- Exercise details -
Look for the word "Bets" in each line and report the count of matching lines, with nothing added.

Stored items
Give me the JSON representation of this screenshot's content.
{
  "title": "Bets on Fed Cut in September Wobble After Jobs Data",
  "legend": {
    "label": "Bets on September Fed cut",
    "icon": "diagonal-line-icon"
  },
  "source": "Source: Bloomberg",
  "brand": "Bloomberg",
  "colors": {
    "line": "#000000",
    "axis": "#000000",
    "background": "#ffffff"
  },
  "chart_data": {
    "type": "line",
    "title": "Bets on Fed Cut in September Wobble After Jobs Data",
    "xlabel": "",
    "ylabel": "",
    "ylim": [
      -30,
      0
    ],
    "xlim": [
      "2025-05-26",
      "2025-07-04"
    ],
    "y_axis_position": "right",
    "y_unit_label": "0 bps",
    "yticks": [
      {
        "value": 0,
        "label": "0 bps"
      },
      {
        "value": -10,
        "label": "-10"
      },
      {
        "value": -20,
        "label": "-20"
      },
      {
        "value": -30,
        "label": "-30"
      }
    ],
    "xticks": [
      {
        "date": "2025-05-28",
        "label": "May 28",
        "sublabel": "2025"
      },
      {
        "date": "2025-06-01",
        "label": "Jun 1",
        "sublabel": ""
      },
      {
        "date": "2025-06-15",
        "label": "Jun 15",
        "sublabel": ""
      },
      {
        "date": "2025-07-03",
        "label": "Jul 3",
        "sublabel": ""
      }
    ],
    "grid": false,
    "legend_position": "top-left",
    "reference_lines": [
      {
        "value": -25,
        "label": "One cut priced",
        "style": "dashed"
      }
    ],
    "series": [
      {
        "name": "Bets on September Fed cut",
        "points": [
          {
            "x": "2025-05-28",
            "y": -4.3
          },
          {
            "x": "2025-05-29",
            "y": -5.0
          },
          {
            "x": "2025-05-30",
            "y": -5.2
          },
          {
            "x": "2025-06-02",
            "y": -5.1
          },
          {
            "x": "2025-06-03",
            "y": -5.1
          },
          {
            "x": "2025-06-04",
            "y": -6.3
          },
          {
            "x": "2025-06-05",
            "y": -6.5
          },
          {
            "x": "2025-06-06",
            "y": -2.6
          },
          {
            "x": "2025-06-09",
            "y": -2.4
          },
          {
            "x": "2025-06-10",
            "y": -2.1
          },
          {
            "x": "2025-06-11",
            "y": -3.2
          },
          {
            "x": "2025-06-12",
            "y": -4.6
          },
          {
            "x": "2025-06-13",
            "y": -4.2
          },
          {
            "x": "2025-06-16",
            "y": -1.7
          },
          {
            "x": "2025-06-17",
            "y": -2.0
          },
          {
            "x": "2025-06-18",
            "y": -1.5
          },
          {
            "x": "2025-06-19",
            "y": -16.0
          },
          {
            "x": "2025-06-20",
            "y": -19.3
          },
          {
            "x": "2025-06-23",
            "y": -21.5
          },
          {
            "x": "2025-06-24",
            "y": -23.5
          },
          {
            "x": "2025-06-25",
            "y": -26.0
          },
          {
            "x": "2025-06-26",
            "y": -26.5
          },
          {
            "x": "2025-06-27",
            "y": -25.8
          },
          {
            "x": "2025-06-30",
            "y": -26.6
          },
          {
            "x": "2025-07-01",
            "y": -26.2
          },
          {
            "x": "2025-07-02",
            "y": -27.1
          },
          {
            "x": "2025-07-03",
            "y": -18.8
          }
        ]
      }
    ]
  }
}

- Output for this exercise -
4